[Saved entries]
——————————

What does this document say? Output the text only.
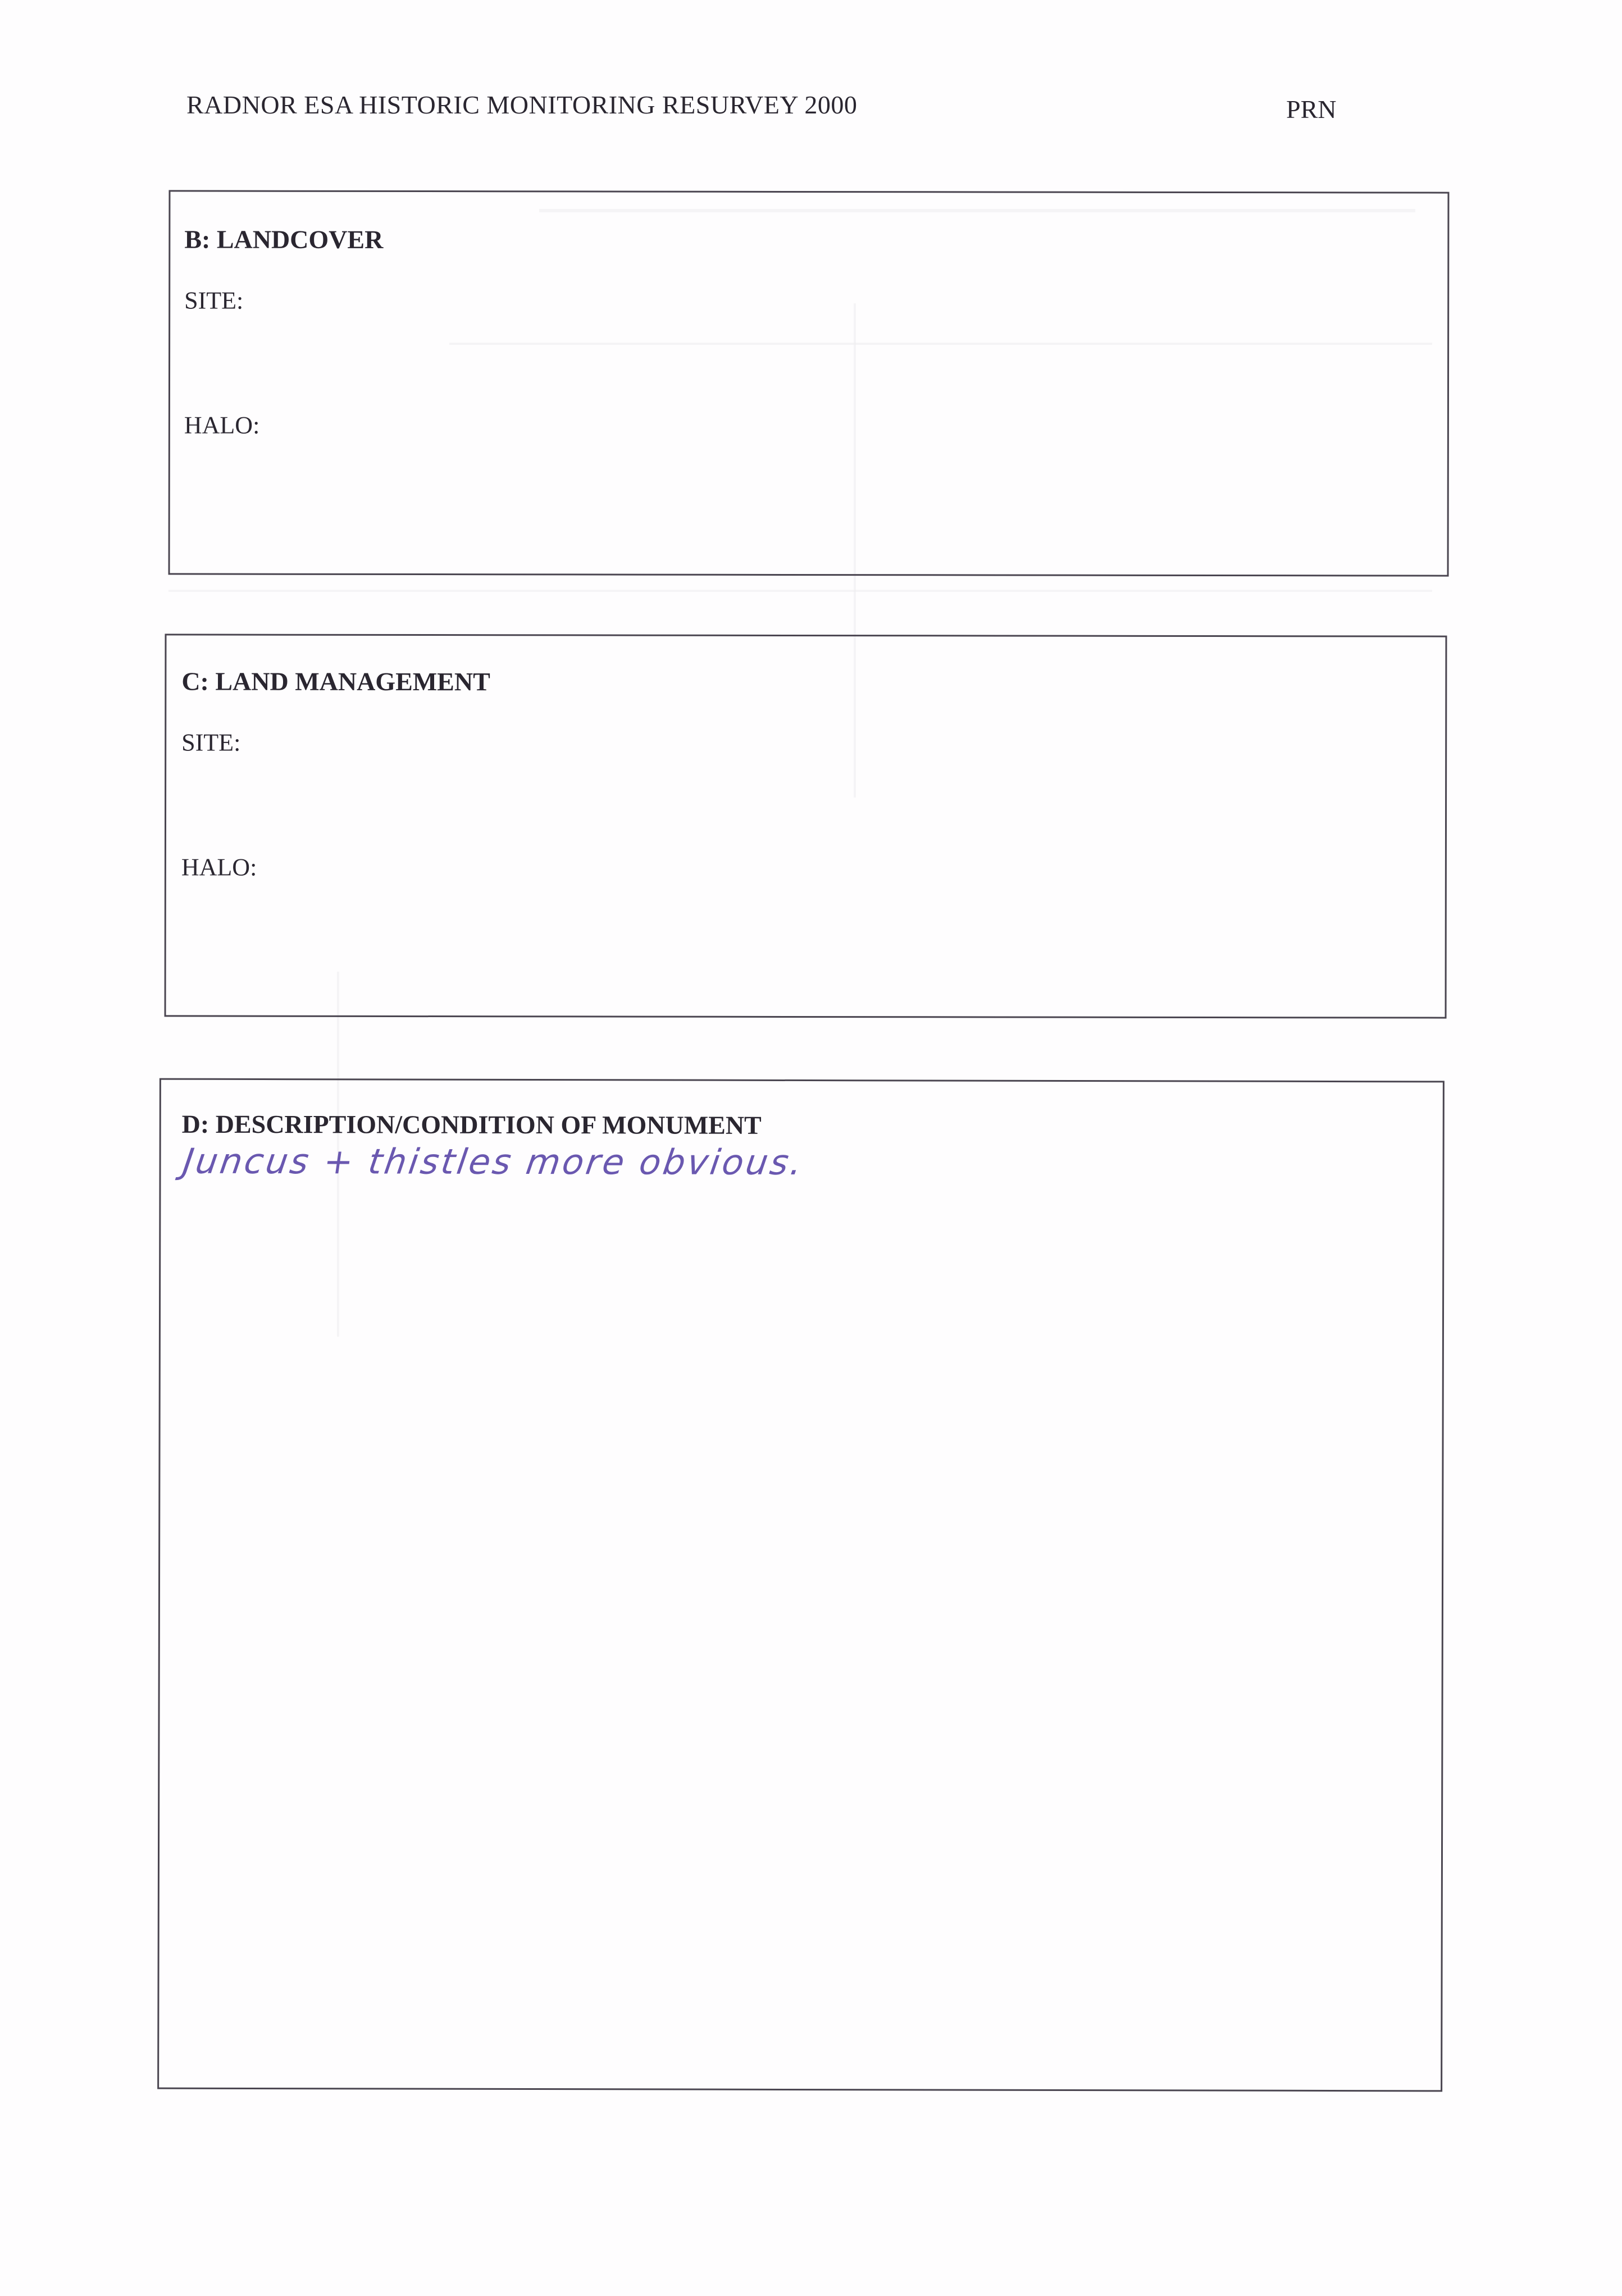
RADNOR ESA HISTORIC MONITORING RESURVEY 2000	PRN
B: LANDCOVER
SITE:
HALO:
C: LAND MANAGEMENT
SITE:
HALO:
D: DESCRIPTION/CONDITION OF MONUMENT
Juncus + thistles more obvious.
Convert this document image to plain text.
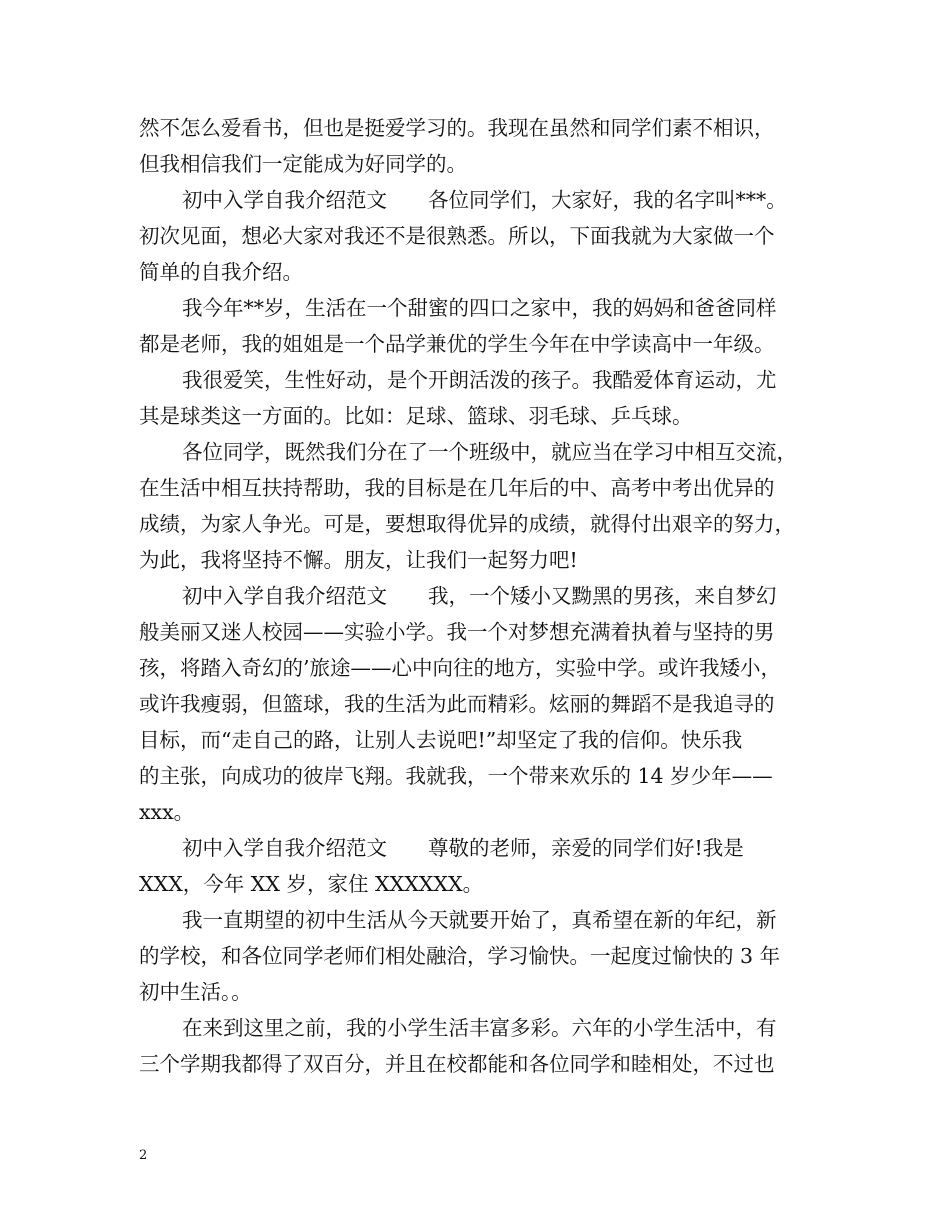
然不怎么爱看书，但也是挺爱学习的。我现在虽然和同学们素不相识，
但我相信我们一定能成为好同学的。
初中入学自我介绍范文　　各位同学们，大家好，我的名字叫***。
初次见面，想必大家对我还不是很熟悉。所以，下面我就为大家做一个
简单的自我介绍。
我今年**岁，生活在一个甜蜜的四口之家中，我的妈妈和爸爸同样
都是老师，我的姐姐是一个品学兼优的学生今年在中学读高中一年级。
我很爱笑，生性好动，是个开朗活泼的孩子。我酷爱体育运动，尤
其是球类这一方面的。比如：足球、篮球、羽毛球、乒乓球。
各位同学，既然我们分在了一个班级中，就应当在学习中相互交流，
在生活中相互扶持帮助，我的目标是在几年后的中、高考中考出优异的
成绩，为家人争光。可是，要想取得优异的成绩，就得付出艰辛的努力，
为此，我将坚持不懈。朋友，让我们一起努力吧!
初中入学自我介绍范文　　我，一个矮小又黝黑的男孩，来自梦幻
般美丽又迷人校园——实验小学。我一个对梦想充满着执着与坚持的男
孩，将踏入奇幻的’旅途——心中向往的地方，实验中学。或许我矮小，
或许我瘦弱，但篮球，我的生活为此而精彩。炫丽的舞蹈不是我追寻的
目标，而“走自己的路，让别人去说吧!”却坚定了我的信仰。快乐我
的主张，向成功的彼岸飞翔。我就我，一个带来欢乐的 14 岁少年——
xxx。
初中入学自我介绍范文　　尊敬的老师，亲爱的同学们好!我是
XXX，今年 XX 岁，家住 XXXXXX。
我一直期望的初中生活从今天就要开始了，真希望在新的年纪，新
的学校，和各位同学老师们相处融洽，学习愉快。一起度过愉快的 3 年
初中生活。。
在来到这里之前，我的小学生活丰富多彩。六年的小学生活中，有
三个学期我都得了双百分，并且在校都能和各位同学和睦相处，不过也
2
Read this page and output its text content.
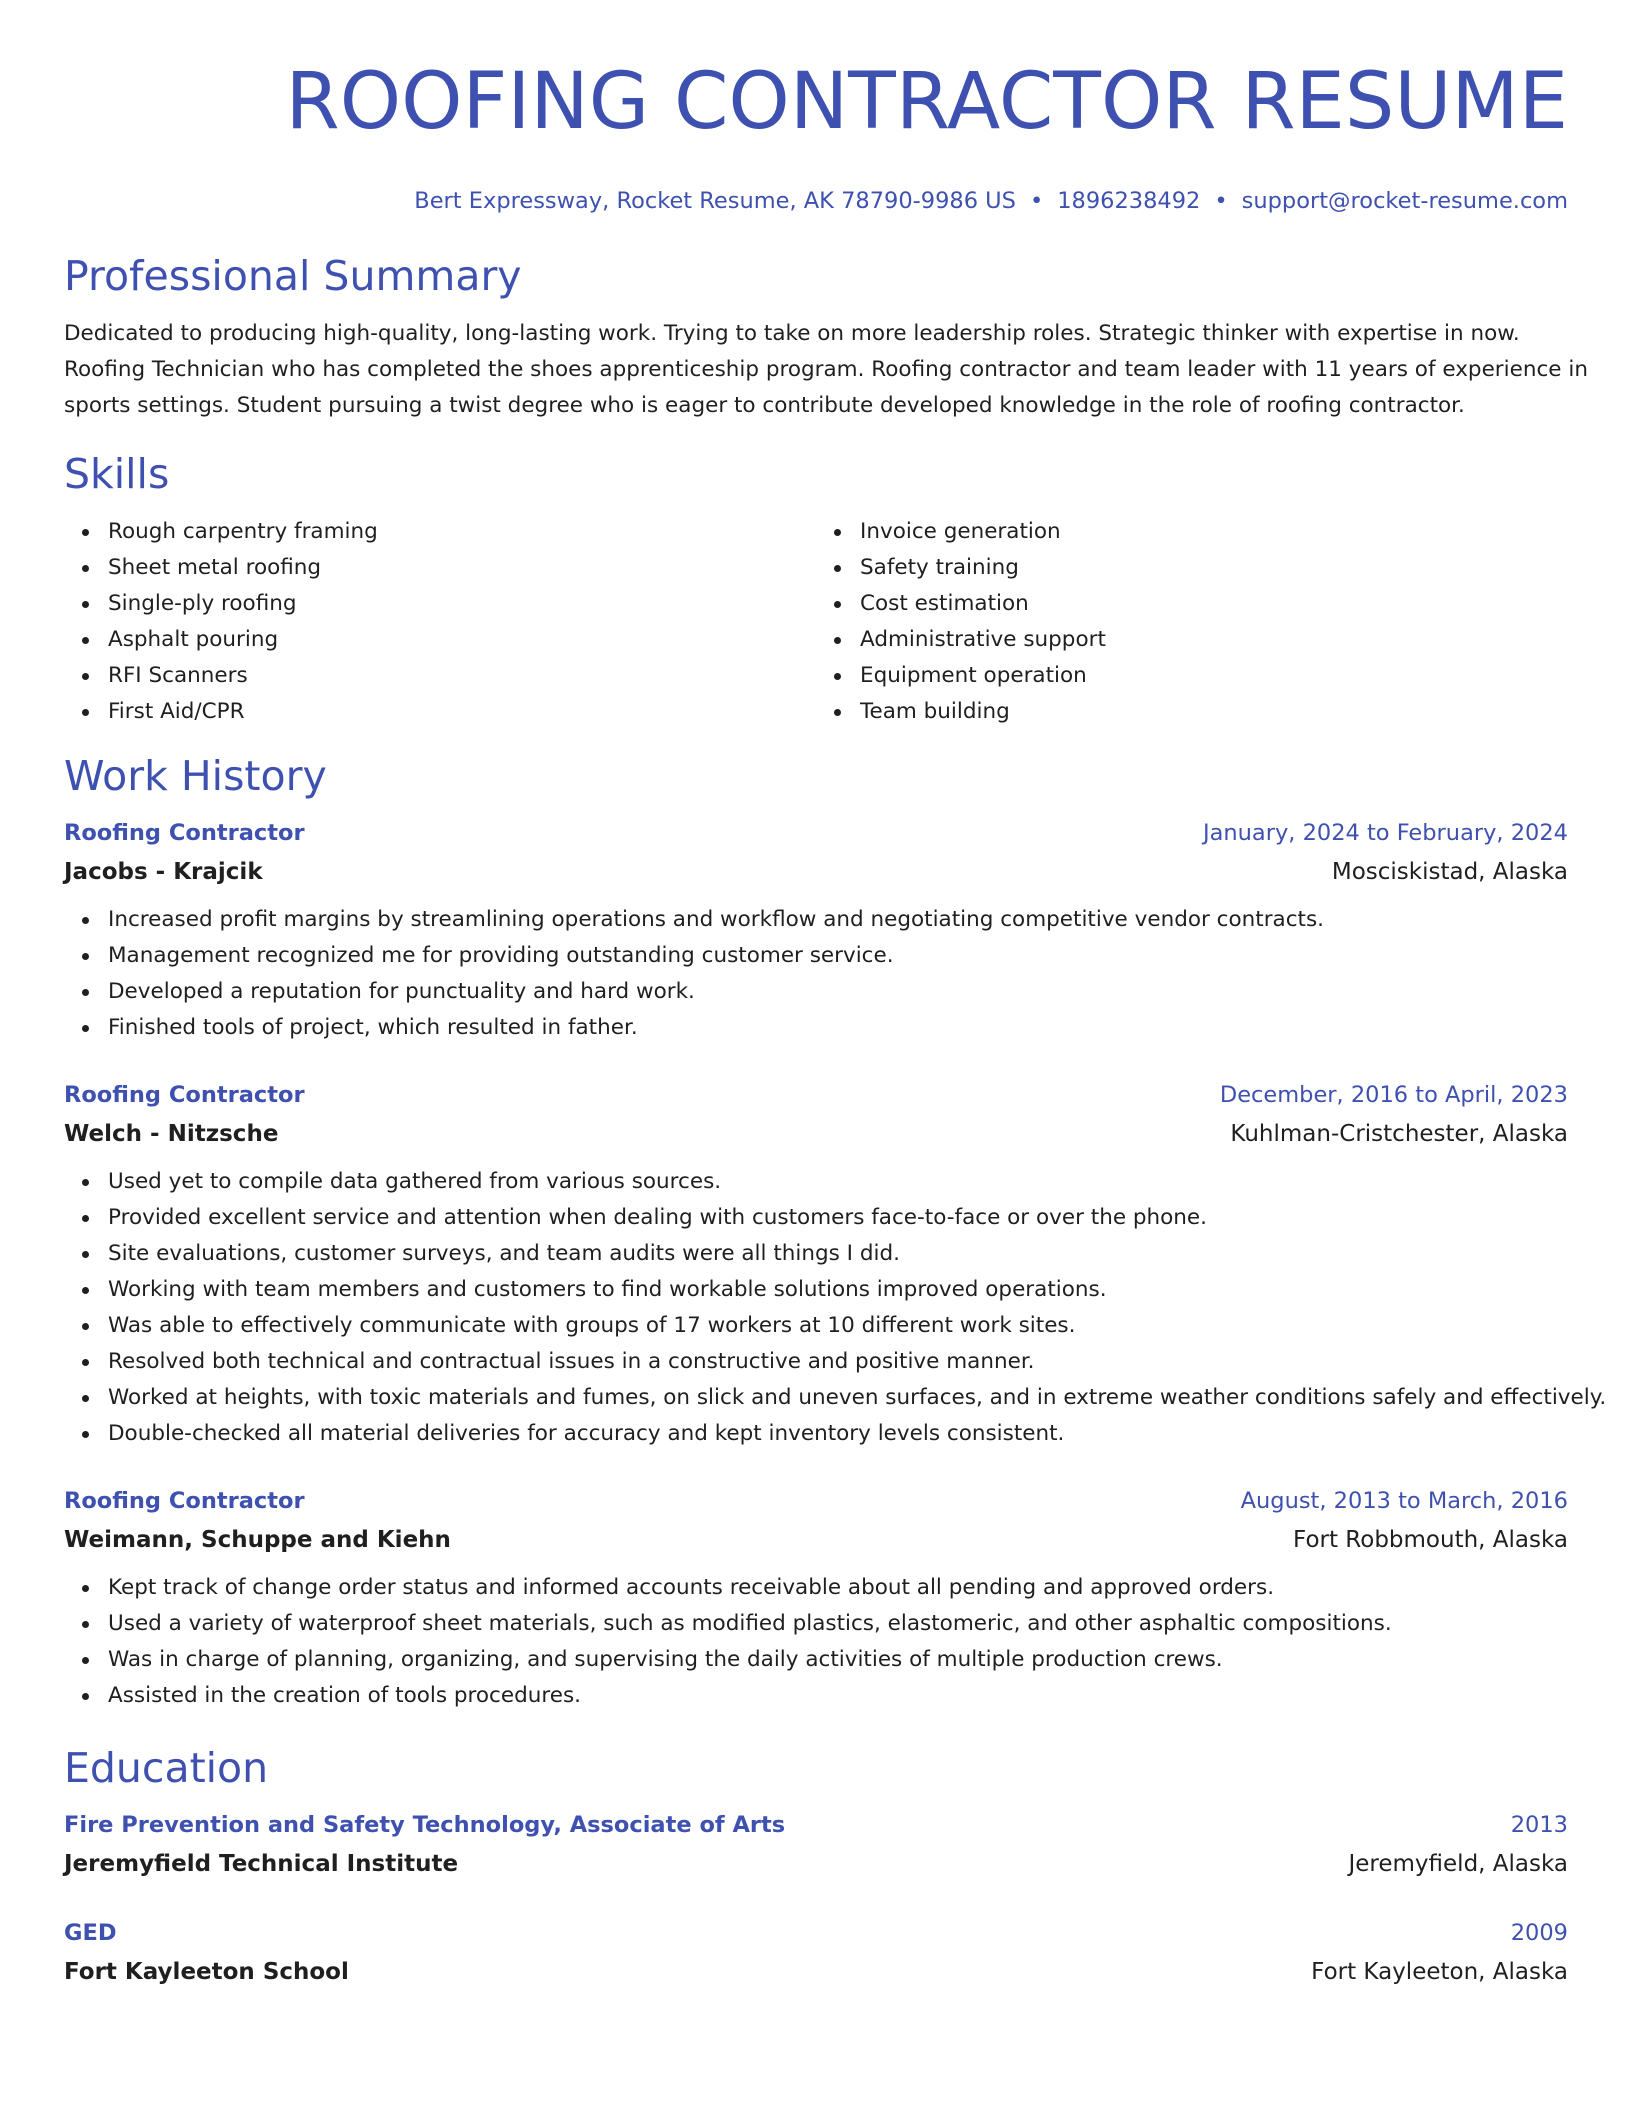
ROOFING CONTRACTOR RESUME
Bert Expressway, Rocket Resume, AK 78790-9986 US • 1896238492 • support@rocket-resume.com
Professional Summary
Dedicated to producing high-quality, long-lasting work. Trying to take on more leadership roles. Strategic thinker with expertise in now.
Roofing Technician who has completed the shoes apprenticeship program. Roofing contractor and team leader with 11 years of experience in
sports settings. Student pursuing a twist degree who is eager to contribute developed knowledge in the role of roofing contractor.
Skills
Rough carpentry framing
Sheet metal roofing
Single-ply roofing
Asphalt pouring
RFI Scanners
First Aid/CPR
Invoice generation
Safety training
Cost estimation
Administrative support
Equipment operation
Team building
Work History
Roofing Contractor	January, 2024 to February, 2024
Jacobs - Krajcik	Mosciskistad, Alaska
Increased profit margins by streamlining operations and workflow and negotiating competitive vendor contracts.
Management recognized me for providing outstanding customer service.
Developed a reputation for punctuality and hard work.
Finished tools of project, which resulted in father.
Roofing Contractor	December, 2016 to April, 2023
Welch - Nitzsche	Kuhlman-Cristchester, Alaska
Used yet to compile data gathered from various sources.
Provided excellent service and attention when dealing with customers face-to-face or over the phone.
Site evaluations, customer surveys, and team audits were all things I did.
Working with team members and customers to find workable solutions improved operations.
Was able to effectively communicate with groups of 17 workers at 10 different work sites.
Resolved both technical and contractual issues in a constructive and positive manner.
Worked at heights, with toxic materials and fumes, on slick and uneven surfaces, and in extreme weather conditions safely and effectively.
Double-checked all material deliveries for accuracy and kept inventory levels consistent.
Roofing Contractor	August, 2013 to March, 2016
Weimann, Schuppe and Kiehn	Fort Robbmouth, Alaska
Kept track of change order status and informed accounts receivable about all pending and approved orders.
Used a variety of waterproof sheet materials, such as modified plastics, elastomeric, and other asphaltic compositions.
Was in charge of planning, organizing, and supervising the daily activities of multiple production crews.
Assisted in the creation of tools procedures.
Education
Fire Prevention and Safety Technology, Associate of Arts	2013
Jeremyfield Technical Institute	Jeremyfield, Alaska
GED	2009
Fort Kayleeton School	Fort Kayleeton, Alaska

——————————

> [Exercise prompt]: Count the lines that hold the string "support" and state that number alone.

> [The completed task]: 2